**DATA TO USE**
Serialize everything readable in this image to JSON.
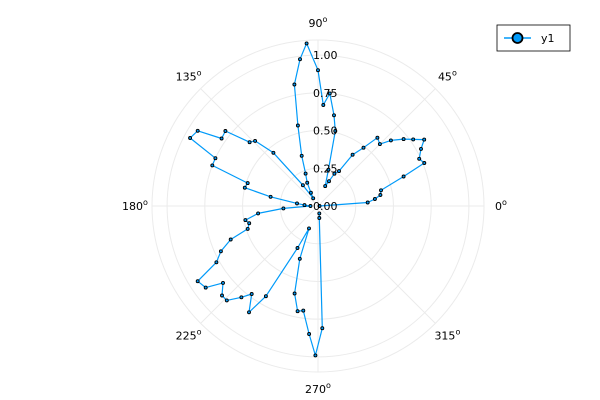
{
  "chart_data": {
    "type": "polar-line",
    "angular_unit": "degrees",
    "angle_ticks": [
      {
        "deg": 0,
        "label": "0",
        "sup": "o"
      },
      {
        "deg": 45,
        "label": "45",
        "sup": "o"
      },
      {
        "deg": 90,
        "label": "90",
        "sup": "o"
      },
      {
        "deg": 135,
        "label": "135",
        "sup": "o"
      },
      {
        "deg": 180,
        "label": "180",
        "sup": "o"
      },
      {
        "deg": 225,
        "label": "225",
        "sup": "o"
      },
      {
        "deg": 270,
        "label": "270",
        "sup": "o"
      },
      {
        "deg": 315,
        "label": "315",
        "sup": "o"
      }
    ],
    "radial_ticks": [
      {
        "value": 0.0,
        "label": "0.00"
      },
      {
        "value": 0.25,
        "label": "0.25"
      },
      {
        "value": 0.5,
        "label": "0.50"
      },
      {
        "value": 0.75,
        "label": "0.75"
      },
      {
        "value": 1.0,
        "label": "1.00"
      }
    ],
    "rlim": [
      0,
      1.1
    ],
    "grid": true,
    "legend_position": "top-right",
    "series": [
      {
        "name": "y1",
        "color": "#009af9",
        "marker": "circle",
        "points": [
          [
            0,
            0.01
          ],
          [
            4,
            0.33
          ],
          [
            7,
            0.38
          ],
          [
            10,
            0.42
          ],
          [
            14,
            0.43
          ],
          [
            19,
            0.6
          ],
          [
            22,
            0.76
          ],
          [
            25,
            0.74
          ],
          [
            29,
            0.78
          ],
          [
            32,
            0.83
          ],
          [
            35,
            0.77
          ],
          [
            38,
            0.72
          ],
          [
            42,
            0.65
          ],
          [
            45,
            0.58
          ],
          [
            49,
            0.6
          ],
          [
            52,
            0.49
          ],
          [
            56,
            0.41
          ],
          [
            59,
            0.27
          ],
          [
            63,
            0.24
          ],
          [
            66,
            0.18
          ],
          [
            70,
            0.14
          ],
          [
            74,
            0.25
          ],
          [
            77,
            0.51
          ],
          [
            80,
            0.61
          ],
          [
            84,
            0.75
          ],
          [
            87,
            0.67
          ],
          [
            90,
            0.9
          ],
          [
            94,
            1.08
          ],
          [
            97,
            0.98
          ],
          [
            101,
            0.82
          ],
          [
            104,
            0.55
          ],
          [
            108,
            0.35
          ],
          [
            111,
            0.23
          ],
          [
            115,
            0.17
          ],
          [
            118,
            0.1
          ],
          [
            122,
            0.06
          ],
          [
            126,
            0.17
          ],
          [
            130,
            0.46
          ],
          [
            134,
            0.6
          ],
          [
            137,
            0.62
          ],
          [
            141,
            0.79
          ],
          [
            145,
            0.78
          ],
          [
            148,
            0.94
          ],
          [
            152,
            0.96
          ],
          [
            155,
            0.75
          ],
          [
            159,
            0.75
          ],
          [
            162,
            0.49
          ],
          [
            166,
            0.5
          ],
          [
            169,
            0.32
          ],
          [
            173,
            0.14
          ],
          [
            176,
            0.09
          ],
          [
            180,
            0.05
          ],
          [
            184,
            0.23
          ],
          [
            187,
            0.4
          ],
          [
            191,
            0.49
          ],
          [
            194,
            0.47
          ],
          [
            198,
            0.49
          ],
          [
            201,
            0.62
          ],
          [
            205,
            0.71
          ],
          [
            209,
            0.77
          ],
          [
            212,
            0.94
          ],
          [
            216,
            0.92
          ],
          [
            219,
            0.81
          ],
          [
            223,
            0.87
          ],
          [
            226,
            0.87
          ],
          [
            230,
            0.79
          ],
          [
            233,
            0.73
          ],
          [
            237,
            0.84
          ],
          [
            240,
            0.69
          ],
          [
            244,
            0.31
          ],
          [
            248,
            0.16
          ],
          [
            251,
            0.37
          ],
          [
            255,
            0.6
          ],
          [
            259,
            0.71
          ],
          [
            262,
            0.7
          ],
          [
            266,
            0.85
          ],
          [
            269,
            0.99
          ],
          [
            272,
            0.81
          ],
          [
            276,
            0.08
          ],
          [
            280,
            0.05
          ]
        ]
      }
    ]
  }
}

**YOUR OBJECTIVE**
Leaving out the pictures, repeat the data above exactly.

**TASK OUTPUT**
Serialize everything readable in this image to JSON.
{
  "chart_data": {
    "type": "polar-line",
    "angular_unit": "degrees",
    "angle_ticks": [
      {
        "deg": 0,
        "label": "0",
        "sup": "o"
      },
      {
        "deg": 45,
        "label": "45",
        "sup": "o"
      },
      {
        "deg": 90,
        "label": "90",
        "sup": "o"
      },
      {
        "deg": 135,
        "label": "135",
        "sup": "o"
      },
      {
        "deg": 180,
        "label": "180",
        "sup": "o"
      },
      {
        "deg": 225,
        "label": "225",
        "sup": "o"
      },
      {
        "deg": 270,
        "label": "270",
        "sup": "o"
      },
      {
        "deg": 315,
        "label": "315",
        "sup": "o"
      }
    ],
    "radial_ticks": [
      {
        "value": 0.0,
        "label": "0.00"
      },
      {
        "value": 0.25,
        "label": "0.25"
      },
      {
        "value": 0.5,
        "label": "0.50"
      },
      {
        "value": 0.75,
        "label": "0.75"
      },
      {
        "value": 1.0,
        "label": "1.00"
      }
    ],
    "rlim": [
      0,
      1.1
    ],
    "grid": true,
    "legend_position": "top-right",
    "series": [
      {
        "name": "y1",
        "color": "#009af9",
        "marker": "circle",
        "points": [
          [
            0,
            0.01
          ],
          [
            4,
            0.33
          ],
          [
            7,
            0.38
          ],
          [
            10,
            0.42
          ],
          [
            14,
            0.43
          ],
          [
            19,
            0.6
          ],
          [
            22,
            0.76
          ],
          [
            25,
            0.74
          ],
          [
            29,
            0.78
          ],
          [
            32,
            0.83
          ],
          [
            35,
            0.77
          ],
          [
            38,
            0.72
          ],
          [
            42,
            0.65
          ],
          [
            45,
            0.58
          ],
          [
            49,
            0.6
          ],
          [
            52,
            0.49
          ],
          [
            56,
            0.41
          ],
          [
            59,
            0.27
          ],
          [
            63,
            0.24
          ],
          [
            66,
            0.18
          ],
          [
            70,
            0.14
          ],
          [
            74,
            0.25
          ],
          [
            77,
            0.51
          ],
          [
            80,
            0.61
          ],
          [
            84,
            0.75
          ],
          [
            87,
            0.67
          ],
          [
            90,
            0.9
          ],
          [
            94,
            1.08
          ],
          [
            97,
            0.98
          ],
          [
            101,
            0.82
          ],
          [
            104,
            0.55
          ],
          [
            108,
            0.35
          ],
          [
            111,
            0.23
          ],
          [
            115,
            0.17
          ],
          [
            118,
            0.1
          ],
          [
            122,
            0.06
          ],
          [
            126,
            0.17
          ],
          [
            130,
            0.46
          ],
          [
            134,
            0.6
          ],
          [
            137,
            0.62
          ],
          [
            141,
            0.79
          ],
          [
            145,
            0.78
          ],
          [
            148,
            0.94
          ],
          [
            152,
            0.96
          ],
          [
            155,
            0.75
          ],
          [
            159,
            0.75
          ],
          [
            162,
            0.49
          ],
          [
            166,
            0.5
          ],
          [
            169,
            0.32
          ],
          [
            173,
            0.14
          ],
          [
            176,
            0.09
          ],
          [
            180,
            0.05
          ],
          [
            184,
            0.23
          ],
          [
            187,
            0.4
          ],
          [
            191,
            0.49
          ],
          [
            194,
            0.47
          ],
          [
            198,
            0.49
          ],
          [
            201,
            0.62
          ],
          [
            205,
            0.71
          ],
          [
            209,
            0.77
          ],
          [
            212,
            0.94
          ],
          [
            216,
            0.92
          ],
          [
            219,
            0.81
          ],
          [
            223,
            0.87
          ],
          [
            226,
            0.87
          ],
          [
            230,
            0.79
          ],
          [
            233,
            0.73
          ],
          [
            237,
            0.84
          ],
          [
            240,
            0.69
          ],
          [
            244,
            0.31
          ],
          [
            248,
            0.16
          ],
          [
            251,
            0.37
          ],
          [
            255,
            0.6
          ],
          [
            259,
            0.71
          ],
          [
            262,
            0.7
          ],
          [
            266,
            0.85
          ],
          [
            269,
            0.99
          ],
          [
            272,
            0.81
          ],
          [
            276,
            0.08
          ],
          [
            280,
            0.05
          ]
        ]
      }
    ]
  }
}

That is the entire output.